■ PAGE:
· · ·

One of the most affecting tracks is ‘Stonehurst Cowboy’, a tribute to Gunn’s late Vietnam-veteran father, and the far West Philadelphia neighbourhood of Stonehurst where he grew up.
“He had this nickname as a kid, Stonehurst Cowboy, and he was always talking about how he was the toughest guy in the neighbourhood. It was this running joke we would tease him about,” says Gunn, adding: “Heavily affected by the Vietnam War, he became an adult at hyperspeed after high school when he was drafted — though he didn’t end up actually fighting in Vietnam. He was too young to know what the hell was going on when the war broke, and it wasn’t until he, his brothers, and friends came back to make any sense of it.”
As with ‘Stonehurst’ Gunn recorded the entirety of Unseen with long-time producer James Elkington and jazz drummer T.J. Mainani in Brooklyn’s Strange Weather Studio.
The album also benefited from the experience of Bob Dylan’s long-tenured bassist Tony Garnier, offering up his vast musical knowledge and a slew of anecdotes.
“We’re all Dylan nerds, so we would just sit and listen to his stories. We’d be like little schoolboys,” he laughs. “After day one, we all became fast friends.”
“His whole thing — to me — was just about being yourself and doing your own thing. Just to go in there and sing your song, it’s your song. Don’t worry about anything else. He really figured me out and was so encouraging.”

· · ·

■ ENTRIES:

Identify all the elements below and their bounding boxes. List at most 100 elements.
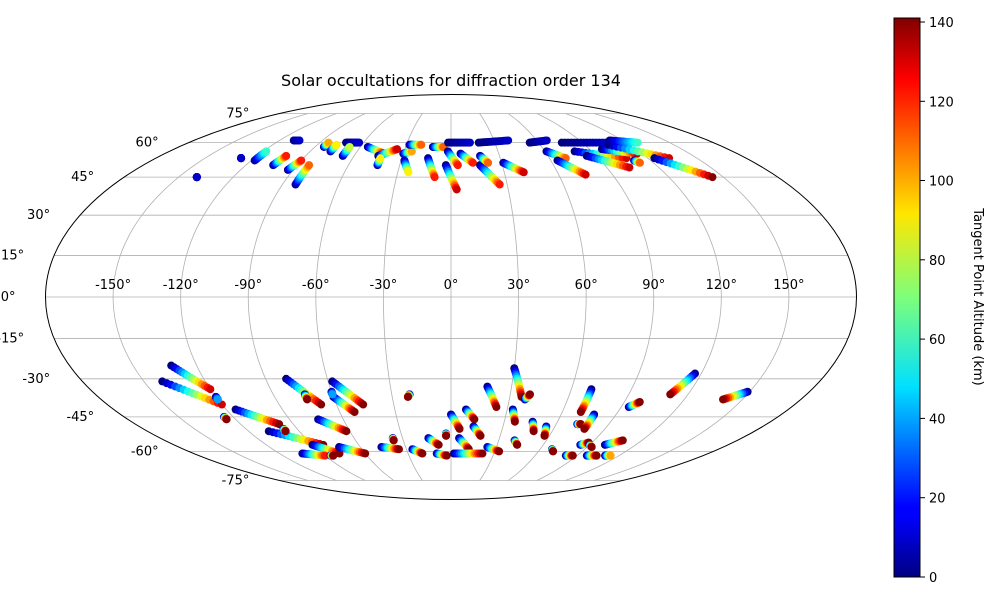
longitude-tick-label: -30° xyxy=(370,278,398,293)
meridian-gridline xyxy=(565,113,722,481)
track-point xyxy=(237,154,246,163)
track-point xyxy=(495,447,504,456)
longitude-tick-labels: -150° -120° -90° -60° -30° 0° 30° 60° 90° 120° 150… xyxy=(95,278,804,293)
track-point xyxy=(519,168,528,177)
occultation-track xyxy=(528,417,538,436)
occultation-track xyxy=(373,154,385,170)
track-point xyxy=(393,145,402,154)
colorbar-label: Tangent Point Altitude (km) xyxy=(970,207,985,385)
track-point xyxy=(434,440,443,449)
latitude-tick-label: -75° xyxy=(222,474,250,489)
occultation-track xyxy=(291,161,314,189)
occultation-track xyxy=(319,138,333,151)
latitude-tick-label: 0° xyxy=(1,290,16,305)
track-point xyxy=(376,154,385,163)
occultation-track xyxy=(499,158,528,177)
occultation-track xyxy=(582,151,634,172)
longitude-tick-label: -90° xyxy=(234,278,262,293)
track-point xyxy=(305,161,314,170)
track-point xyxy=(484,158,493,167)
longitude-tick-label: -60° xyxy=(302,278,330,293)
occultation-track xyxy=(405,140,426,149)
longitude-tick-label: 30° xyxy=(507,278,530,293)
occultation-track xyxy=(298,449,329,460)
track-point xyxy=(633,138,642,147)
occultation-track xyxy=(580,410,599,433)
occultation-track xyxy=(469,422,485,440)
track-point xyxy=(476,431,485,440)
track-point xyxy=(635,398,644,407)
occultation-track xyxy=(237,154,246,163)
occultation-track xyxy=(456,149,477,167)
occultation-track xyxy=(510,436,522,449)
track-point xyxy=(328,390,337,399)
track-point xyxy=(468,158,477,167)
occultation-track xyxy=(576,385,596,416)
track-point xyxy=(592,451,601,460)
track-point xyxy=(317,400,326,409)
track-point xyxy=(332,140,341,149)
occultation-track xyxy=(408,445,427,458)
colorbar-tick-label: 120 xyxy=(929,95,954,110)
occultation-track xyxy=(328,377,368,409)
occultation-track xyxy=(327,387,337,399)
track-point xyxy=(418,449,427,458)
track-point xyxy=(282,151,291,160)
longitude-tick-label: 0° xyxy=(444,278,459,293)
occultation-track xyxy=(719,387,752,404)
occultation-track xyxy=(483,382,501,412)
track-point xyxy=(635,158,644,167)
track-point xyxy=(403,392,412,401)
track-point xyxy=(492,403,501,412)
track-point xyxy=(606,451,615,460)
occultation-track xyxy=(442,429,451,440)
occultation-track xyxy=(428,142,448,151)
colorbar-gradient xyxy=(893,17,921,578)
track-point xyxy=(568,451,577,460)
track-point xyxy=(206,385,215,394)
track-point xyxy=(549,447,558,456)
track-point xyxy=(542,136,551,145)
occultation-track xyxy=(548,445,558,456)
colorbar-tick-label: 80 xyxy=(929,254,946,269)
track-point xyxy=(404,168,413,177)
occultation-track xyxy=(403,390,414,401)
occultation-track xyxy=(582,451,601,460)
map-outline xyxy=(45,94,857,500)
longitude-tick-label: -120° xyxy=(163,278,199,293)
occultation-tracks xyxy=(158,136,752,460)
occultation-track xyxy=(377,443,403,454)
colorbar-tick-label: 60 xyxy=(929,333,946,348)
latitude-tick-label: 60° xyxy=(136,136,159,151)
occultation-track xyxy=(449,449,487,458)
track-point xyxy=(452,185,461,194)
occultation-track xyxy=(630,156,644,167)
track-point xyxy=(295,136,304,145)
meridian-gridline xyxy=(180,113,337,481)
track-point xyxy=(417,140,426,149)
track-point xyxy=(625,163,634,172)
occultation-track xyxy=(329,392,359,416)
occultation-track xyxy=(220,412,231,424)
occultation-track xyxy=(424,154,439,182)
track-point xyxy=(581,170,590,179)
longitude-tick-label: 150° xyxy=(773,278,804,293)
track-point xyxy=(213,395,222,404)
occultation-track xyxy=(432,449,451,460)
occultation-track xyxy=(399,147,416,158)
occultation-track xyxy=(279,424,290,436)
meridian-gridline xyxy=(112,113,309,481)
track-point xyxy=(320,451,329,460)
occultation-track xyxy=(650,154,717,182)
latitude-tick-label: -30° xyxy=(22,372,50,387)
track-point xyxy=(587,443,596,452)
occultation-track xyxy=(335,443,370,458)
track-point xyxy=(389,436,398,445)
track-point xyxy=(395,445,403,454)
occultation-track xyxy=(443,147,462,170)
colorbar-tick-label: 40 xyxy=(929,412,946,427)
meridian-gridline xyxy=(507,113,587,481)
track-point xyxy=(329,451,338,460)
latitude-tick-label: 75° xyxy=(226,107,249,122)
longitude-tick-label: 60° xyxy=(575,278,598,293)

· · ·

■ EXERCISE OBJECTIVE: Please quote the passage about Gunn's album word for word, starting at "As with ‘Stonehurst’" and ending after "Strange Weather Studio.". Answer from the passage about Gunn's album alone, not from the entries.

■ FULL OUTPUT:
As with ‘Stonehurst’ Gunn recorded the entirety of Unseen with long-time producer James Elkington and jazz drummer T.J. Mainani in Brooklyn’s Strange Weather Studio.